_What the task asks_: Take every line where the string "removed" appears and copy it.

Data items
────

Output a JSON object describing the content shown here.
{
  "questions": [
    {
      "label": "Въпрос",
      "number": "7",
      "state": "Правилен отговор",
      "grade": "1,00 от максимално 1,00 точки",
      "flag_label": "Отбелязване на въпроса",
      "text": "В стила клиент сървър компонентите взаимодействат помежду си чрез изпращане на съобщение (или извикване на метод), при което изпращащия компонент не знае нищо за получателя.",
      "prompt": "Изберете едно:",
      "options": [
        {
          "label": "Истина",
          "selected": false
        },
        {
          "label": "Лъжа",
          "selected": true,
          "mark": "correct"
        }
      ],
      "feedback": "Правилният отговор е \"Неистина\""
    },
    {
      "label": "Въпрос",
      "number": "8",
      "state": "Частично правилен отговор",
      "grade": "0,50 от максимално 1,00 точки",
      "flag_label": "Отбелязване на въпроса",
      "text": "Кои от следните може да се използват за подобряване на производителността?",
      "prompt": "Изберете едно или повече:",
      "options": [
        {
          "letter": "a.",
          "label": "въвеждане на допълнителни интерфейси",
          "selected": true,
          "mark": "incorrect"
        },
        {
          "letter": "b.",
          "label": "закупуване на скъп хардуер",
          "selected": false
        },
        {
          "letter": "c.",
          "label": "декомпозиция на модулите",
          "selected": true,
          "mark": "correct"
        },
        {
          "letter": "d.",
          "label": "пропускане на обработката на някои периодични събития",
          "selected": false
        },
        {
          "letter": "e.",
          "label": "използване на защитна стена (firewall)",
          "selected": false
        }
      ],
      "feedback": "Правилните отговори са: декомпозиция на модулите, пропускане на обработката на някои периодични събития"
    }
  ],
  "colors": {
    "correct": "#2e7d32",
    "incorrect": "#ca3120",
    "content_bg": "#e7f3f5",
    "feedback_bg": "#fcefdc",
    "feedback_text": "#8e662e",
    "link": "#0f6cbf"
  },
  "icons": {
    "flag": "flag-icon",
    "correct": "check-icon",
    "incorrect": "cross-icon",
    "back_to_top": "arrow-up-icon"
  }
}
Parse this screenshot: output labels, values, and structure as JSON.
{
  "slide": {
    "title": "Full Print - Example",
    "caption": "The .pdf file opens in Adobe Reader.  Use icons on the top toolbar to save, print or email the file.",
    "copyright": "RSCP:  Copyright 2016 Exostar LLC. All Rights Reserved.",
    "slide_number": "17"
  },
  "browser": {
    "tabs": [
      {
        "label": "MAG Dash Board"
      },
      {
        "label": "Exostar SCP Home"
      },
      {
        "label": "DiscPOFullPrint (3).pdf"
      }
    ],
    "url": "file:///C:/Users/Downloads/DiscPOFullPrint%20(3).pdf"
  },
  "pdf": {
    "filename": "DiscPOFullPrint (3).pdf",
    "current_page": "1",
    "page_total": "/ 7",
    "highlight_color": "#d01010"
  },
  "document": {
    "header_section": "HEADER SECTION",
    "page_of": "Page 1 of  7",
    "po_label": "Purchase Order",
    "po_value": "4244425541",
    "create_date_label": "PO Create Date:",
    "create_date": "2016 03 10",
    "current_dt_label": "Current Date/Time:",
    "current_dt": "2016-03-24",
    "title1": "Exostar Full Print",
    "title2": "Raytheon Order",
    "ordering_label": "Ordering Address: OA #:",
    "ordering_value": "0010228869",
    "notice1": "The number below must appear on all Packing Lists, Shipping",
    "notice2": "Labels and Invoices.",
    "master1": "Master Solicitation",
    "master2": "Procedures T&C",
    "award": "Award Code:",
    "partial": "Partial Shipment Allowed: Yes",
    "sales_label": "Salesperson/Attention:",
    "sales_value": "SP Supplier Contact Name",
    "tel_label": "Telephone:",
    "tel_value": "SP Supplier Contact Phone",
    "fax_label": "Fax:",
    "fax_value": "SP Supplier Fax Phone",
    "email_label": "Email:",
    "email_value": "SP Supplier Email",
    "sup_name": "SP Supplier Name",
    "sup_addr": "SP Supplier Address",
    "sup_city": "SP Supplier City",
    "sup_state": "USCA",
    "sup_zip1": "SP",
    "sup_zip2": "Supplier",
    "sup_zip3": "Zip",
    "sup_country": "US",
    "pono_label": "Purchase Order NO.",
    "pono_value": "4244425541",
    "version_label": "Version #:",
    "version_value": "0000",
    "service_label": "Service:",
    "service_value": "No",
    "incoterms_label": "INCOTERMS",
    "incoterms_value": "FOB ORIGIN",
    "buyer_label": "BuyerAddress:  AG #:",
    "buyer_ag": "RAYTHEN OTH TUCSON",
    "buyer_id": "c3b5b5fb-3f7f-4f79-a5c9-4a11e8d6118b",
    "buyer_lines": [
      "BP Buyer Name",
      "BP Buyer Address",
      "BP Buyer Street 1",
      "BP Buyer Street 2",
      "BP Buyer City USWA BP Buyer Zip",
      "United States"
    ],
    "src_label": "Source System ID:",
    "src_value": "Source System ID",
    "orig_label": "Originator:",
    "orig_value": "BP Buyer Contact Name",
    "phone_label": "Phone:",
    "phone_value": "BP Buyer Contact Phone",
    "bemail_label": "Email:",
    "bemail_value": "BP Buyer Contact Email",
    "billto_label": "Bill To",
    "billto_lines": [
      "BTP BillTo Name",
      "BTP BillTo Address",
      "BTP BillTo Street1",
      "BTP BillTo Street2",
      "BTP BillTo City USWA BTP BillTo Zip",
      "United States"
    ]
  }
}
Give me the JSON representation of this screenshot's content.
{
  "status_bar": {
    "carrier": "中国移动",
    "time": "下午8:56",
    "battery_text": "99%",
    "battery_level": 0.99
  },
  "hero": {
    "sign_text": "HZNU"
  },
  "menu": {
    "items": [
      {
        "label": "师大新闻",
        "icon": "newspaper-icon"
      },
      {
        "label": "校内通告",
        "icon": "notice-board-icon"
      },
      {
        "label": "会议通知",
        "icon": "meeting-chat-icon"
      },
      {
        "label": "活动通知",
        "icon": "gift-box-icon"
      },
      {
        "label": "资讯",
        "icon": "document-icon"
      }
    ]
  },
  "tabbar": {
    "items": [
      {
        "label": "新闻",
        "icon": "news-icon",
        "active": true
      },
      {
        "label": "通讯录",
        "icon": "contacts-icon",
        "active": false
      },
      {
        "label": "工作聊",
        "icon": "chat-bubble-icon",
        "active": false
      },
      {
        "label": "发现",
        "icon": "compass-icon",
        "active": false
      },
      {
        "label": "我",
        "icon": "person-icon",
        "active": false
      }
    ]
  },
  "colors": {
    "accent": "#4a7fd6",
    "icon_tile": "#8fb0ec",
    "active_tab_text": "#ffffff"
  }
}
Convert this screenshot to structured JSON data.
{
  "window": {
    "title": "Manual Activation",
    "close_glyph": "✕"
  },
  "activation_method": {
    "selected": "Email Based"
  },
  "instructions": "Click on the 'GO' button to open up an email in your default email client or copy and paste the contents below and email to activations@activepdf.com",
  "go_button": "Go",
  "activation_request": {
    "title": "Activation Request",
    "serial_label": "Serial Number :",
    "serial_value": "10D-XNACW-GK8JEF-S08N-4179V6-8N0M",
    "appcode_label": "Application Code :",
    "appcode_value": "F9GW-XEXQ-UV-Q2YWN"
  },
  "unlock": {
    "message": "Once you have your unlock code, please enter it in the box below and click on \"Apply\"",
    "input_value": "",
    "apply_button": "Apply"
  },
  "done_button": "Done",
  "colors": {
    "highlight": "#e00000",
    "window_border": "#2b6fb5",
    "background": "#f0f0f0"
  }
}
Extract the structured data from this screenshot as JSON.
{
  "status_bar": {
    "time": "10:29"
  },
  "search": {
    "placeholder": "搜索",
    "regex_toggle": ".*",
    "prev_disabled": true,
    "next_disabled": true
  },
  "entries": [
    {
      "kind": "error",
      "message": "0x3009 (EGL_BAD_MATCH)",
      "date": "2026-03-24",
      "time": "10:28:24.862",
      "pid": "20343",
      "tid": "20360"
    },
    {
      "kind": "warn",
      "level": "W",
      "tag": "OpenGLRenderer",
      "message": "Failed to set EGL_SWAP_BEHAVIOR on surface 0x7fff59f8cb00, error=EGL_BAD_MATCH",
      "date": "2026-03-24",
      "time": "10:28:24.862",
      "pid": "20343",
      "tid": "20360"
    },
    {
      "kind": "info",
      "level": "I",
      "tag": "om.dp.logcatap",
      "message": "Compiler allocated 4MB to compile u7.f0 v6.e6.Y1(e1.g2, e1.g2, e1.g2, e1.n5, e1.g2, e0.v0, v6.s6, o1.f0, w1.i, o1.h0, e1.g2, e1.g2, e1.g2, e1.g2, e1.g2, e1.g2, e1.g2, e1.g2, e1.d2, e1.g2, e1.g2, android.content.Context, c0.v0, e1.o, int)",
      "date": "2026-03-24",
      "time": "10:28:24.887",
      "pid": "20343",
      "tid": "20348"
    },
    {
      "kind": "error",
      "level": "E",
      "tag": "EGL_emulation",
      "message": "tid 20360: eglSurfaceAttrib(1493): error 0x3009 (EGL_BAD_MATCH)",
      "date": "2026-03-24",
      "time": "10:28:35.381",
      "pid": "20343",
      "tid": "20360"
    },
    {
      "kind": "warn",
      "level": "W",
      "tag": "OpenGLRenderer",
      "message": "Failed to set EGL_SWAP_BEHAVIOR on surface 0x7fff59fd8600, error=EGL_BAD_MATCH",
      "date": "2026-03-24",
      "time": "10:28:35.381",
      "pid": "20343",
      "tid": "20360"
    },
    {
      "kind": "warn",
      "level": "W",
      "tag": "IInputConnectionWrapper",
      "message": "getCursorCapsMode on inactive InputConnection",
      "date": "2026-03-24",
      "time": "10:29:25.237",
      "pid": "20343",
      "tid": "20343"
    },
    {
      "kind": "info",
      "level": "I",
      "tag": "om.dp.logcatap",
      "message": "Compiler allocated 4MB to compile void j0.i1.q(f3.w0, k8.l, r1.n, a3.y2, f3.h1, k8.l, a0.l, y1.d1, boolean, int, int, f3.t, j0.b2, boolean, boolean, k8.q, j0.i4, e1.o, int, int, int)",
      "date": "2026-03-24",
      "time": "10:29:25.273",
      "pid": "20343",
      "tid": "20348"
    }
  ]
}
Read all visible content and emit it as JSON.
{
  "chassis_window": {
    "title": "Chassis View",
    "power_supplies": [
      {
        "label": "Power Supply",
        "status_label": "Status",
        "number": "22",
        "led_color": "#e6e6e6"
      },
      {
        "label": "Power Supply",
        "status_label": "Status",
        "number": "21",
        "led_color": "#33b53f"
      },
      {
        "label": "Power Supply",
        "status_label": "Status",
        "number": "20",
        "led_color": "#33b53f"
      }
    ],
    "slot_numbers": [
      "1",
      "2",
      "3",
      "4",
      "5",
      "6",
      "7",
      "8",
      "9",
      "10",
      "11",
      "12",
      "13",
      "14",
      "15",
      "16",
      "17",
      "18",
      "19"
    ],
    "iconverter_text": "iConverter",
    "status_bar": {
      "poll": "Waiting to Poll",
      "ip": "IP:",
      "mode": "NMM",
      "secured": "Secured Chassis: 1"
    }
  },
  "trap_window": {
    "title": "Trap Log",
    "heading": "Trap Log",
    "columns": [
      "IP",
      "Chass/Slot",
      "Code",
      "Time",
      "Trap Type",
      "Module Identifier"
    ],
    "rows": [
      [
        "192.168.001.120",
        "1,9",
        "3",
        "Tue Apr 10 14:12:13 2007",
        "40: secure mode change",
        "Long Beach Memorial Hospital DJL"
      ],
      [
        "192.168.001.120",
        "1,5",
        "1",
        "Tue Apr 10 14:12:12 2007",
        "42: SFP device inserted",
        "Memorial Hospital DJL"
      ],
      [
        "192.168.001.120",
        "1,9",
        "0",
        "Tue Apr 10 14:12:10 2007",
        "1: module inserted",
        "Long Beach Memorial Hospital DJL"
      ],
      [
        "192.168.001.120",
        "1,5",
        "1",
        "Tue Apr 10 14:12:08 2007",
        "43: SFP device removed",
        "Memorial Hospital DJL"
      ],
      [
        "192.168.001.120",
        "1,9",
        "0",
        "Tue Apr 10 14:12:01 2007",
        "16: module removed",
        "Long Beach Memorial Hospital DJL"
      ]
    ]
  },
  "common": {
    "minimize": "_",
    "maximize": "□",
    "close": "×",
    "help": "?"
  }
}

────

_Worked answer_:
        "43: SFP device removed",
        "16: module removed",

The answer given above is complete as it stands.